Dos sucesos de actualidad muestran los cambios profundos en
el modo de ejercer el liderazgo en lo últimos años.
Me refiero a la destitución del entrenador de un equipo de
fútbol plagado de jugadores estrella
extraordinariamente bien retribuidos. Y a las dificultades de los responsables
de diferentes formaciones políticas para gestionar un entorno de fragmentación
parlamentaria, con un poder mucho más distribuido que en el pasado.
Tradicionalmente, el líder era la persona que conseguía unos
resultados brillantes para su organización o para su país, desde una posición
de poder y/o de prestigio bien consolidada. ¿Pero qué ocurre cuando se debe
dirigir un proyecto en entornos de incertidumbre y con apoyos más frágiles?
Tengo la impresión de que liderar desde posiciones fuertes es cada vez menos
frecuente y que responde a un modelo de liderazgo algo arcaico.
En el caso del entrenador de fútbol, nos encontramos con una
situación bien conocida en sectores de actividad dinámicos y basados en la
aportación de valor de personas con un especial talento. Pensemos, por ejemplo,
en un centro de investigación, en un gran hospital o en una startup
tecnológica. ¿Hasta qué punto el
investigador que presenta un gran descubrimiento ante la comunidad científica,
el cirujano que aplica una nueva técnica o el ingeniero que desarrolla
aplicaciones de gran impacto social reconocen la autoridad de directivos a los
que atribuyen simplemente una capacidad organizativa y de asignación de
recursos? Las personas estrella ocupan posiciones subordinadas desde el punto
de vista estructural, pero son conscientes de que sobre ellos reposa
preferentemente el protagonismo ante el mercado o ante la sociedad.
En Estados Unidos, para designar la tarea de quienes dirigen
equipos formados por personas muy conscientes del valor que aportan, y más
cualificadas en su respectiva práctica profesional que el jefe que supervisa su
trabajo, se emplea la expresión “pastorear gatos”.
Tal vez algunos directivos deban repensar actualmente el rol
que les corresponde. No se trata de entrar en una guerra de egos, ni en una
interminable disputa acerca de quién capitaliza los éxitos conseguidos, sino de
aprovechar al máximo el talento disponible para alcanzar los mejores
resultados. Encontramos un déficit de personas con responsabilidad, que asuman
plenamente la posición de poder que se les asigna, y que al mismo tiempo se
sientan cómodos manejando la actividad de profesionales que, bajo algunos
puntos de vista, son mejores que él mismo.
Y en el plano político, los nuevos escenarios de gran
diversidad o de fuerzas emergentes a los que se enfrentan algunos países rompen
un viejo paradigma según el cual los dirigentes se ocupan de dos tareas bien
diferenciadas: alcanzar el poder y, después, ejercerlo. Ahora, liderar
políticamente es desarrollar de forma simultánea las dos actividades: en cada
acto de ejercicio del poder se busca la legitimación a través del acuerdo y del
consenso.
El liderazgo se ha convertido en algo más sutil, requiere de
más finura y de más inteligencia que en el pasado. En esta segunda década del
siglo XXI un buen líder puede, y debe, alcanzar grandes logros desde posiciones
de poder más difusas, en entornos menos predecibles y jugando en serio con la
diversidad. Ahora, más que nunca, el
líder es el que consigue que personas que piensan distinto y tienen intereses
diversos, aporten sus capacidades y recursos para la realización de un proyecto
compartido. A quien pretenda liderar desde pensamientos únicos y
protagonismos en exclusiva, siempre le queda el recurso de refugiarse en la
memoria de tiempos pasados, pero tiene un escaso margen para dirigir con éxito
organizaciones y sociedades presentes.

## CONTENIDO DE DATOS

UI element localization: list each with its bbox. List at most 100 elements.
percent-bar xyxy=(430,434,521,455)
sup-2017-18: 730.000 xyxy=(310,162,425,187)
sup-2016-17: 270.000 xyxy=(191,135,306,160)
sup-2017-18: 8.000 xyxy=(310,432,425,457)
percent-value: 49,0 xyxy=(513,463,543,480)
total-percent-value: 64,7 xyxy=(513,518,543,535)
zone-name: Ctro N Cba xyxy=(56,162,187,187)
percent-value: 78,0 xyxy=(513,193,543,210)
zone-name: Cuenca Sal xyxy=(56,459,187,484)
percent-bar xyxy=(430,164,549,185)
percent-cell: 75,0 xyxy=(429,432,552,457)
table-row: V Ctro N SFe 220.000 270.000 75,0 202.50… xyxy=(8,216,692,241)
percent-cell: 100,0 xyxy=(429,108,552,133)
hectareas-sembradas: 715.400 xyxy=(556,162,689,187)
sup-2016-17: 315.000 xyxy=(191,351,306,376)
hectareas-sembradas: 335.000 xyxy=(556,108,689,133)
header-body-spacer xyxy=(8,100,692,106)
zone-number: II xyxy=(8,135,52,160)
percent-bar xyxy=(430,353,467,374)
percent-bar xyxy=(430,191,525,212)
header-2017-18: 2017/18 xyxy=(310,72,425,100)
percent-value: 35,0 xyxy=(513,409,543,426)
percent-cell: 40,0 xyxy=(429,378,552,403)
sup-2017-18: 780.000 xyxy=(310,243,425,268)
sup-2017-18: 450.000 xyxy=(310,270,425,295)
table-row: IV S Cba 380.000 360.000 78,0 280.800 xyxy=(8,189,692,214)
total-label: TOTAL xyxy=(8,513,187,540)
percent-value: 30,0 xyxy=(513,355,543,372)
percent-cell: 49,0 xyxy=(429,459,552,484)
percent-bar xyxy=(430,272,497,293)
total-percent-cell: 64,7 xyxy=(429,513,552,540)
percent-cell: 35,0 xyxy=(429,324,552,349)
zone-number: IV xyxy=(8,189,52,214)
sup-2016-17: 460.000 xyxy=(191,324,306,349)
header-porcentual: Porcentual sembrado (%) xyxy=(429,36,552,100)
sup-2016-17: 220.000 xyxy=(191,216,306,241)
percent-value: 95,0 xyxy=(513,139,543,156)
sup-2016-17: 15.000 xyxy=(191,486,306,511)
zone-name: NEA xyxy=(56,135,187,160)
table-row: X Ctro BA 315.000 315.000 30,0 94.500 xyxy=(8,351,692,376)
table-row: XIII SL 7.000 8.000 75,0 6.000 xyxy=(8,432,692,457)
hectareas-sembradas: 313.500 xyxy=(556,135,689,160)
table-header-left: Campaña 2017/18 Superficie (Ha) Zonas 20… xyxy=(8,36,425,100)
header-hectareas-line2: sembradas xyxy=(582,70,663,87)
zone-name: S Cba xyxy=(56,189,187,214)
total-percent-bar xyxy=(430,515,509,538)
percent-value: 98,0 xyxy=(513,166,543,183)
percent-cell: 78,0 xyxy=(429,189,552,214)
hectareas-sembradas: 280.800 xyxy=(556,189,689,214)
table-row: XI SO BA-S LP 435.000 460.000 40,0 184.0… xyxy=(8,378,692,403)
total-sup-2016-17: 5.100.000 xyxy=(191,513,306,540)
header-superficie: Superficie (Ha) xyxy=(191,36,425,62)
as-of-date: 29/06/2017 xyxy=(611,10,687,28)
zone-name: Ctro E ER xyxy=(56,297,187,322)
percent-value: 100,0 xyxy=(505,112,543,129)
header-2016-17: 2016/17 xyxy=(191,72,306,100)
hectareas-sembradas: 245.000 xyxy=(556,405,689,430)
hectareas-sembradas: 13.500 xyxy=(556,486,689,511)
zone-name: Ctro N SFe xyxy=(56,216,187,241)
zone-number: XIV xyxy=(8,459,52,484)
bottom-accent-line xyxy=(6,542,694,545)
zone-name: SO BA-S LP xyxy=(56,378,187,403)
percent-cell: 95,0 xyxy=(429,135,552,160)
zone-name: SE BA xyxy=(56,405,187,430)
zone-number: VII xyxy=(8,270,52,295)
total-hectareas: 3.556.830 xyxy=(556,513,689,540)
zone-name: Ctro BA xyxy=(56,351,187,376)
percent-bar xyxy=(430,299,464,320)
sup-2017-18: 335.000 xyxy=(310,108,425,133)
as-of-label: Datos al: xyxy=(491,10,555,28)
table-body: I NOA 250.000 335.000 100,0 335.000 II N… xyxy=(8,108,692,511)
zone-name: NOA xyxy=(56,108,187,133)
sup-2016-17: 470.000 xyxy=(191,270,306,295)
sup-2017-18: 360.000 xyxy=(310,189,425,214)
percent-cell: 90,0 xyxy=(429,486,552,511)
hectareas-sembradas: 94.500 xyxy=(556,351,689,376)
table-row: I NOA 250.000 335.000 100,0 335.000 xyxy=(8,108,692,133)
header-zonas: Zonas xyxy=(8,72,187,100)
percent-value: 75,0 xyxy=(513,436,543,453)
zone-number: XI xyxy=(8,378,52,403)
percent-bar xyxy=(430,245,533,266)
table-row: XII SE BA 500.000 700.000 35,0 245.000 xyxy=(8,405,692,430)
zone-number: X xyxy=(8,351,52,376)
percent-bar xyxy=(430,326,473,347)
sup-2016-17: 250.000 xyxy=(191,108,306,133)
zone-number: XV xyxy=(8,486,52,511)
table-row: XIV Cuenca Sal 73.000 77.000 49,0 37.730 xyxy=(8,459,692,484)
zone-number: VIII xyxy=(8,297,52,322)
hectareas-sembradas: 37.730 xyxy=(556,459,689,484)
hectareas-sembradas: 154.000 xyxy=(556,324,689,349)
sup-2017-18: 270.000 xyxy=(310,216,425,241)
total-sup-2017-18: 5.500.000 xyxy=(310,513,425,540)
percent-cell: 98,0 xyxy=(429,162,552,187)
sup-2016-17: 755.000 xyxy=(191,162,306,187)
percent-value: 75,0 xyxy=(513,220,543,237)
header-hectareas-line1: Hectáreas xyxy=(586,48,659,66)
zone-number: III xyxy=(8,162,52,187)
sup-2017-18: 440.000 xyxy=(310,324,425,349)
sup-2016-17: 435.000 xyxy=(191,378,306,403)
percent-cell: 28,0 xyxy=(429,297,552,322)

## TAREAS DEL EJERCICIO
1. Extrae del texto sobre el liderazgo el tramo que va desde "Dos sucesos de" hasta "liderazgo algo arcaico.".
2. ¿Concuerdan con el texto sobre el liderazgo estas afirmaciones? Responde sí o no a cada una y cita las palabras del texto que lo deciden.
(a) En Estados Unidos se llama "pastorear gatos" a la tarea de dirigir equipos de personas muy conscientes del valor que aportan.
(b) Liderar desde posiciones fuertes es cada vez más frecuente.
(c) La reflexión se sitúa en la primera década del siglo XXI.
3. Según el texto sobre el liderazgo, ¿de qué dos tareas bien diferenciadas se ocupaban los dirigentes en el viejo paradigma político?
Los ítems no hacen falta para resolver este ejercicio.

## RESPUESTAS ESCRITAS
1.
Dos sucesos de actualidad muestran los cambios profundos en
el modo de ejercer el liderazgo en lo últimos años.
Me refiero a la destitución del entrenador de un equipo de
fútbol plagado de jugadores estrella
extraordinariamente bien retribuidos. Y a las dificultades de los responsables
de diferentes formaciones políticas para gestionar un entorno de fragmentación
parlamentaria, con un poder mucho más distribuido que en el pasado.
Tradicionalmente, el líder era la persona que conseguía unos
resultados brillantes para su organización o para su país, desde una posición
de poder y/o de prestigio bien consolidada. ¿Pero qué ocurre cuando se debe
dirigir un proyecto en entornos de incertidumbre y con apoyos más frágiles?
Tengo la impresión de que liderar desde posiciones fuertes es cada vez menos
frecuente y que responde a un modelo de liderazgo algo arcaico.

2.
(a) Sí: «En Estados Unidos, para designar la tarea de quienes dirigen equipos formados por personas muy conscientes del valor que aportan» y «se emplea la expresión “pastorear gatos”».
(b) No: «liderar desde posiciones fuertes es cada vez menos frecuente».
(c) No: «En esta segunda década del siglo XXI».

3. De alcanzar el poder y, después, ejercerlo.